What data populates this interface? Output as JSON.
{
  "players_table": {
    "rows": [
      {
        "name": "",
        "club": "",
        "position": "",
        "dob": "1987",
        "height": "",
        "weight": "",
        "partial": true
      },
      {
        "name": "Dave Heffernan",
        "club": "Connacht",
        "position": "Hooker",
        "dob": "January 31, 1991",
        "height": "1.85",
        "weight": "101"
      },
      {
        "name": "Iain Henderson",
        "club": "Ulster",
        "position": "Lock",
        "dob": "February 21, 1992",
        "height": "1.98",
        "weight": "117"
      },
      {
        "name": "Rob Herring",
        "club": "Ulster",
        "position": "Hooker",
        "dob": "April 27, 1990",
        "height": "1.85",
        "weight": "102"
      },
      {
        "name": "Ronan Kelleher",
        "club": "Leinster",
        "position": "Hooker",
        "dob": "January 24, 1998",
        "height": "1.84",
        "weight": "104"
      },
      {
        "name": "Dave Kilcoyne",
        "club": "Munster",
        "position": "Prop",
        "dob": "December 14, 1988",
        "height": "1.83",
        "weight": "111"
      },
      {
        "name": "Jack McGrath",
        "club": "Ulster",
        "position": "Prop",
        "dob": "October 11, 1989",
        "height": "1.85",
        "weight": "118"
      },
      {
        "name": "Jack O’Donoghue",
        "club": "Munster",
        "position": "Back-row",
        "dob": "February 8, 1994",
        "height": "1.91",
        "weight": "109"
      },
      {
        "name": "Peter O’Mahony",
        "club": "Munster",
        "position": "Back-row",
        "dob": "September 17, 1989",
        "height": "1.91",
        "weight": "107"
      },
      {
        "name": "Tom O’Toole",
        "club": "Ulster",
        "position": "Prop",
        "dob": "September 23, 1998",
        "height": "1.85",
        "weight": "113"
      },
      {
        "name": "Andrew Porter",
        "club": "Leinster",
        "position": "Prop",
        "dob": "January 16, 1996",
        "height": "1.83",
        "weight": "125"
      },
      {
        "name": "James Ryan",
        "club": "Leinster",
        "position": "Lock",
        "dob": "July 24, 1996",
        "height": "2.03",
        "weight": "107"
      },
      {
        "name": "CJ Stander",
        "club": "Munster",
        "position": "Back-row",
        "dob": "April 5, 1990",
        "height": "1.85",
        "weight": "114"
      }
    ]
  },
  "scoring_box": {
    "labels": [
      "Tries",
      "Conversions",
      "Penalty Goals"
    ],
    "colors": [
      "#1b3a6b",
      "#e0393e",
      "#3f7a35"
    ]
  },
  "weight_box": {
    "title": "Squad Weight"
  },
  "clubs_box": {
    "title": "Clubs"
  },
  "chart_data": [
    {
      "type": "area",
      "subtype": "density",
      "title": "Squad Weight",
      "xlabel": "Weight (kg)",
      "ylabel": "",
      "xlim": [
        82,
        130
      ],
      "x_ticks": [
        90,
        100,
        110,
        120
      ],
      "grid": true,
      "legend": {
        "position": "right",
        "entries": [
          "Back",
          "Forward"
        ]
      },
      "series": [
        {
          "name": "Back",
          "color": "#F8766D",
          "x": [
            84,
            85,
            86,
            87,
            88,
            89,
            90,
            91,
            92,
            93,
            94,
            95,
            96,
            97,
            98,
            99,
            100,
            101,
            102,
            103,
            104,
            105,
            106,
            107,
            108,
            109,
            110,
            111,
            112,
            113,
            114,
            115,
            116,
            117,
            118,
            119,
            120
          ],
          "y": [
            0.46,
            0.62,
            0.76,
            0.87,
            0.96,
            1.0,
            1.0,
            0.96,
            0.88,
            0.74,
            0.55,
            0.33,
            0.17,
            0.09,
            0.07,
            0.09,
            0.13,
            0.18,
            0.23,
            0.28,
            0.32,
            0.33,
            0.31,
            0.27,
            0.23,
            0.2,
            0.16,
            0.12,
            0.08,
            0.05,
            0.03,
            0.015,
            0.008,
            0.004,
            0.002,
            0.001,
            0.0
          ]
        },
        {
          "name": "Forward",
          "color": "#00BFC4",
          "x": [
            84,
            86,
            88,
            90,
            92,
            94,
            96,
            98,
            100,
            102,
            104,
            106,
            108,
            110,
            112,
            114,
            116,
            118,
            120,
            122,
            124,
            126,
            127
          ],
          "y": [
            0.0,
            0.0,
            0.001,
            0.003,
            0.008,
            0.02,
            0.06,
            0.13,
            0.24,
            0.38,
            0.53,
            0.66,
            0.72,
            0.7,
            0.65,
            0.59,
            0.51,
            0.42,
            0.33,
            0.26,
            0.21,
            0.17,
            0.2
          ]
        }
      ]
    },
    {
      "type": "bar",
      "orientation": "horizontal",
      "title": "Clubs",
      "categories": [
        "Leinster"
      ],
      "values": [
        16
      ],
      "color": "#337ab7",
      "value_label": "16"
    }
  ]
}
++++++++++
__Exercise directions__: Select and copy every line of the material that holds the string "title".

__Task result__:
    "title": "Squad Weight"
    "title": "Clubs"
      "title": "Squad Weight",
      "title": "Clubs",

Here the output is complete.